| Task to carry out |
Repeat every record below exactly as written.

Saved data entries
/---

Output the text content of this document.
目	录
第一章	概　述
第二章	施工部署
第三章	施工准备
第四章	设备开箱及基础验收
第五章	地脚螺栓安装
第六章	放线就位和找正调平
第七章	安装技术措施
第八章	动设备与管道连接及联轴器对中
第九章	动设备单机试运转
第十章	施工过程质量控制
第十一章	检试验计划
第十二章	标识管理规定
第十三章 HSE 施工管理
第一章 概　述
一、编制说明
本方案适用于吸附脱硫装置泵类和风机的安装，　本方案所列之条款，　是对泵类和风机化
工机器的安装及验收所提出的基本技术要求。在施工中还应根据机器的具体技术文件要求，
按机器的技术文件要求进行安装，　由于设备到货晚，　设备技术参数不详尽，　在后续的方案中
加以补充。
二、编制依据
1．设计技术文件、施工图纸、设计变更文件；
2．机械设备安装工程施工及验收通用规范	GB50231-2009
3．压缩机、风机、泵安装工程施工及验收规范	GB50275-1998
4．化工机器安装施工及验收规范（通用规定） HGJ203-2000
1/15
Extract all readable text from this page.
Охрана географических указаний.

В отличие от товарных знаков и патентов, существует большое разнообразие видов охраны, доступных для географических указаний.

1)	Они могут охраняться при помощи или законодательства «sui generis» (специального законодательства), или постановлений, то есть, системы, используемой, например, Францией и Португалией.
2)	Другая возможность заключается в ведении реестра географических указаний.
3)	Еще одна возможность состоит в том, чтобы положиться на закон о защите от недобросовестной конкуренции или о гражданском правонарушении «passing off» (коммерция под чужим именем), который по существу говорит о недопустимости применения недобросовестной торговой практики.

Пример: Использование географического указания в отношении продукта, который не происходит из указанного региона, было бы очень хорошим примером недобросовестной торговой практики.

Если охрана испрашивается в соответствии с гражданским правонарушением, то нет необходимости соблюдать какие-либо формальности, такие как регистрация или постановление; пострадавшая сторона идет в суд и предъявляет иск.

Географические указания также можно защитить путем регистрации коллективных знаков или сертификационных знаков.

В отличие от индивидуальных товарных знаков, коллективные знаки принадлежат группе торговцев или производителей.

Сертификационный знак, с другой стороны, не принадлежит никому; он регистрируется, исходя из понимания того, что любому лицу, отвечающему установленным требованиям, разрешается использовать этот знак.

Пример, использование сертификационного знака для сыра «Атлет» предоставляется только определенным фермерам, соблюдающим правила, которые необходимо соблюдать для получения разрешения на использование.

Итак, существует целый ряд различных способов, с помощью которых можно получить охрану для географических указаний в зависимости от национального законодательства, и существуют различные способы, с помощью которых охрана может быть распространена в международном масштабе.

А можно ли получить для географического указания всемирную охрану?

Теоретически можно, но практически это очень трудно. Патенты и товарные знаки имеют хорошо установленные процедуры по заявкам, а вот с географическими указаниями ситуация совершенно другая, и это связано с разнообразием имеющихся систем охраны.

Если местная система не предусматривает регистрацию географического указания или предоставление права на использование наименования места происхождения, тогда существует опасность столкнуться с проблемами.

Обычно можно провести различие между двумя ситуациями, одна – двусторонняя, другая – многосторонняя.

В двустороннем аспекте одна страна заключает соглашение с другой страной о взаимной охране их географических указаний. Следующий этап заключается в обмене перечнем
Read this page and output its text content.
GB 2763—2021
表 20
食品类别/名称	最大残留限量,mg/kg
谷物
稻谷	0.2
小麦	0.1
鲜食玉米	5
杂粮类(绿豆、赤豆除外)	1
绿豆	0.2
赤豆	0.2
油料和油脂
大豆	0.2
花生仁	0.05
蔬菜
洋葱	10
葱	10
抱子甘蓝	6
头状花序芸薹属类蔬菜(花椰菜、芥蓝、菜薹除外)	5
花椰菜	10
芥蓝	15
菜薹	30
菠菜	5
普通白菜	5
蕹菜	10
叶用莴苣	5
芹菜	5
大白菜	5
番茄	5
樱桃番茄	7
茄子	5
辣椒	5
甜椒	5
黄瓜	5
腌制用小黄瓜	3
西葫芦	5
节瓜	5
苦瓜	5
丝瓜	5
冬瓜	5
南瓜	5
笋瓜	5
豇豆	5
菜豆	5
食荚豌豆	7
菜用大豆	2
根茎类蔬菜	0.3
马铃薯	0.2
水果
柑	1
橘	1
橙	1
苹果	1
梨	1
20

\---

| Result of the exercise |
Output the text content of this document.
目	录
第一章	概　述
第二章	施工部署
第三章	施工准备
第四章	设备开箱及基础验收
第五章	地脚螺栓安装
第六章	放线就位和找正调平
第七章	安装技术措施
第八章	动设备与管道连接及联轴器对中
第九章	动设备单机试运转
第十章	施工过程质量控制
第十一章	检试验计划
第十二章	标识管理规定
第十三章 HSE 施工管理
第一章 概　述
一、编制说明
本方案适用于吸附脱硫装置泵类和风机的安装，　本方案所列之条款，　是对泵类和风机化
工机器的安装及验收所提出的基本技术要求。在施工中还应根据机器的具体技术文件要求，
按机器的技术文件要求进行安装，　由于设备到货晚，　设备技术参数不详尽，　在后续的方案中
加以补充。
二、编制依据
1．设计技术文件、施工图纸、设计变更文件；
2．机械设备安装工程施工及验收通用规范	GB50231-2009
3．压缩机、风机、泵安装工程施工及验收规范	GB50275-1998
4．化工机器安装施工及验收规范（通用规定） HGJ203-2000
1/15
Extract all readable text from this page.
Охрана географических указаний.

В отличие от товарных знаков и патентов, существует большое разнообразие видов охраны, доступных для географических указаний.

1)	Они могут охраняться при помощи или законодательства «sui generis» (специального законодательства), или постановлений, то есть, системы, используемой, например, Францией и Португалией.
2)	Другая возможность заключается в ведении реестра географических указаний.
3)	Еще одна возможность состоит в том, чтобы положиться на закон о защите от недобросовестной конкуренции или о гражданском правонарушении «passing off» (коммерция под чужим именем), который по существу говорит о недопустимости применения недобросовестной торговой практики.

Пример: Использование географического указания в отношении продукта, который не происходит из указанного региона, было бы очень хорошим примером недобросовестной торговой практики.

Если охрана испрашивается в соответствии с гражданским правонарушением, то нет необходимости соблюдать какие-либо формальности, такие как регистрация или постановление; пострадавшая сторона идет в суд и предъявляет иск.

Географические указания также можно защитить путем регистрации коллективных знаков или сертификационных знаков.

В отличие от индивидуальных товарных знаков, коллективные знаки принадлежат группе торговцев или производителей.

Сертификационный знак, с другой стороны, не принадлежит никому; он регистрируется, исходя из понимания того, что любому лицу, отвечающему установленным требованиям, разрешается использовать этот знак.

Пример, использование сертификационного знака для сыра «Атлет» предоставляется только определенным фермерам, соблюдающим правила, которые необходимо соблюдать для получения разрешения на использование.

Итак, существует целый ряд различных способов, с помощью которых можно получить охрану для географических указаний в зависимости от национального законодательства, и существуют различные способы, с помощью которых охрана может быть распространена в международном масштабе.

А можно ли получить для географического указания всемирную охрану?

Теоретически можно, но практически это очень трудно. Патенты и товарные знаки имеют хорошо установленные процедуры по заявкам, а вот с географическими указаниями ситуация совершенно другая, и это связано с разнообразием имеющихся систем охраны.

Если местная система не предусматривает регистрацию географического указания или предоставление права на использование наименования места происхождения, тогда существует опасность столкнуться с проблемами.

Обычно можно провести различие между двумя ситуациями, одна – двусторонняя, другая – многосторонняя.

В двустороннем аспекте одна страна заключает соглашение с другой страной о взаимной охране их географических указаний. Следующий этап заключается в обмене перечнем
Read this page and output its text content.
GB 2763—2021
表 20
食品类别/名称	最大残留限量,mg/kg
谷物
稻谷	0.2
小麦	0.1
鲜食玉米	5
杂粮类(绿豆、赤豆除外)	1
绿豆	0.2
赤豆	0.2
油料和油脂
大豆	0.2
花生仁	0.05
蔬菜
洋葱	10
葱	10
抱子甘蓝	6
头状花序芸薹属类蔬菜(花椰菜、芥蓝、菜薹除外)	5
花椰菜	10
芥蓝	15
菜薹	30
菠菜	5
普通白菜	5
蕹菜	10
叶用莴苣	5
芹菜	5
大白菜	5
番茄	5
樱桃番茄	7
茄子	5
辣椒	5
甜椒	5
黄瓜	5
腌制用小黄瓜	3
西葫芦	5
节瓜	5
苦瓜	5
丝瓜	5
冬瓜	5
南瓜	5
笋瓜	5
豇豆	5
菜豆	5
食荚豌豆	7
菜用大豆	2
根茎类蔬菜	0.3
马铃薯	0.2
水果
柑	1
橘	1
橙	1
苹果	1
梨	1
20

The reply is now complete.